#### Available records

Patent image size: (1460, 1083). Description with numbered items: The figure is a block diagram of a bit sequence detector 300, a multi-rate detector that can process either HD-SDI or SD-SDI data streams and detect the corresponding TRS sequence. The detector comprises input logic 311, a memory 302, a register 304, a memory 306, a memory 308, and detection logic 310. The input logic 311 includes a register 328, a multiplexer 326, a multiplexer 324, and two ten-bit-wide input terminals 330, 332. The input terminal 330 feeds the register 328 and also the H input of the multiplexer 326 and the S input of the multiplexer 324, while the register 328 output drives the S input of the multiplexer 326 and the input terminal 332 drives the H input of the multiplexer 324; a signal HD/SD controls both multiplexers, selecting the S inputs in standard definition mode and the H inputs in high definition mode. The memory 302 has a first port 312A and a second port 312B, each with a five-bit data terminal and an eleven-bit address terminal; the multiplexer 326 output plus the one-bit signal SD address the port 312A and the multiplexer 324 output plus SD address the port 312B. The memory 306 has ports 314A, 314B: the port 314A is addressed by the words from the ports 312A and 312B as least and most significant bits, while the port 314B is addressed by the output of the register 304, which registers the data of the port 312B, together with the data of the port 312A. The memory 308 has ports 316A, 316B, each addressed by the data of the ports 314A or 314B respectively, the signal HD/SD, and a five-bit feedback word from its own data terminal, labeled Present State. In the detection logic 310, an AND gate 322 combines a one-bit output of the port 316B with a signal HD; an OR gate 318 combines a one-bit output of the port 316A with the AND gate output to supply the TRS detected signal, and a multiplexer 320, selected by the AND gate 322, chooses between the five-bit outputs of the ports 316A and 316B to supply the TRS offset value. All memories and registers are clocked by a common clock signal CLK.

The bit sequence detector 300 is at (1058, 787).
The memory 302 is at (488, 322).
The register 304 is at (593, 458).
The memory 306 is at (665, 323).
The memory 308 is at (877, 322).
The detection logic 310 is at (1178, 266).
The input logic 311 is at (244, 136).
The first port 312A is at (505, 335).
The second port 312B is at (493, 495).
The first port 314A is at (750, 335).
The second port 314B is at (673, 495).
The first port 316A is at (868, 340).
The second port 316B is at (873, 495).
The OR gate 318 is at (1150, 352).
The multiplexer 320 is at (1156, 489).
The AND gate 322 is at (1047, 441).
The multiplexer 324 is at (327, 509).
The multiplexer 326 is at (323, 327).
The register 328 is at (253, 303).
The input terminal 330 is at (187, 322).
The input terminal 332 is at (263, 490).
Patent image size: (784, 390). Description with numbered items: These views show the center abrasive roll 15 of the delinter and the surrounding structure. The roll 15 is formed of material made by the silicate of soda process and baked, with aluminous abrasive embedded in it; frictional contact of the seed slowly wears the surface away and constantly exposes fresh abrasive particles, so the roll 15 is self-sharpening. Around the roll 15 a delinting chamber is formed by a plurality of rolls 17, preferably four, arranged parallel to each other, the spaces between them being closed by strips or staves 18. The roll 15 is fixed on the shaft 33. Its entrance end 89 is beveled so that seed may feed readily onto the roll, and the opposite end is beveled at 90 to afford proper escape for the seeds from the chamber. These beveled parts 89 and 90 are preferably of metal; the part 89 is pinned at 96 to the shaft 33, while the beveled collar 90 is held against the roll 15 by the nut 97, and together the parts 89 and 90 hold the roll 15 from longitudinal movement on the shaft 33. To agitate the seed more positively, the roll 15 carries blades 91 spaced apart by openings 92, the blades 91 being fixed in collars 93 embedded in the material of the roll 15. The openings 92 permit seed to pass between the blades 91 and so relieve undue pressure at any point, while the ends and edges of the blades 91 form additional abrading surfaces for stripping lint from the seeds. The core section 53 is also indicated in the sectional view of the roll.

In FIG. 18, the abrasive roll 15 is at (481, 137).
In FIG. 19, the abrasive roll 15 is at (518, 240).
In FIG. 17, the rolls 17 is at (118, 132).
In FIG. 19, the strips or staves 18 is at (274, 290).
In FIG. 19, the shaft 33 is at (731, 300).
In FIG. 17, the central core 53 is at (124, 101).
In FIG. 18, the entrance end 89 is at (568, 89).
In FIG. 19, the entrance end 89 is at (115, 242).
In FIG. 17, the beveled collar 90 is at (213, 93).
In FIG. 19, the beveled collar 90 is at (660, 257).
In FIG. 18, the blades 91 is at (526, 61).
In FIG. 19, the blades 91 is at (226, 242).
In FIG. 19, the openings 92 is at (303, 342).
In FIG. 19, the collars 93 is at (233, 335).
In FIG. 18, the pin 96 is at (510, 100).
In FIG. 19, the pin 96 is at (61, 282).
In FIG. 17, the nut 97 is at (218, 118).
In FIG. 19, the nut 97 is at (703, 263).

########

◆ **Exercise task**
Which lines in the items above contain the string "beveled" with its case matched? Report each such line in full.

◆ **Written solution**
Patent image size: (784, 390). Description with numbered items: These views show the center abrasive roll 15 of the delinter and the surrounding structure. The roll 15 is formed of material made by the silicate of soda process and baked, with aluminous abrasive embedded in it; frictional contact of the seed slowly wears the surface away and constantly exposes fresh abrasive particles, so the roll 15 is self-sharpening. Around the roll 15 a delinting chamber is formed by a plurality of rolls 17, preferably four, arranged parallel to each other, the spaces between them being closed by strips or staves 18. The roll 15 is fixed on the shaft 33. Its entrance end 89 is beveled so that seed may feed readily onto the roll, and the opposite end is beveled at 90 to afford proper escape for the seeds from the chamber. These beveled parts 89 and 90 are preferably of metal; the part 89 is pinned at 96 to the shaft 33, while the beveled collar 90 is held against the roll 15 by the nut 97, and together the parts 89 and 90 hold the roll 15 from longitudinal movement on the shaft 33. To agitate the seed more positively, the roll 15 carries blades 91 spaced apart by openings 92, the blades 91 being fixed in collars 93 embedded in the material of the roll 15. The openings 92 permit seed to pass between the blades 91 and so relieve undue pressure at any point, while the ends and edges of the blades 91 form additional abrading surfaces for stripping lint from the seeds. The core section 53 is also indicated in the sectional view of the roll.
In FIG. 17, the beveled collar 90 is at (213, 93).
In FIG. 19, the beveled collar 90 is at (660, 257).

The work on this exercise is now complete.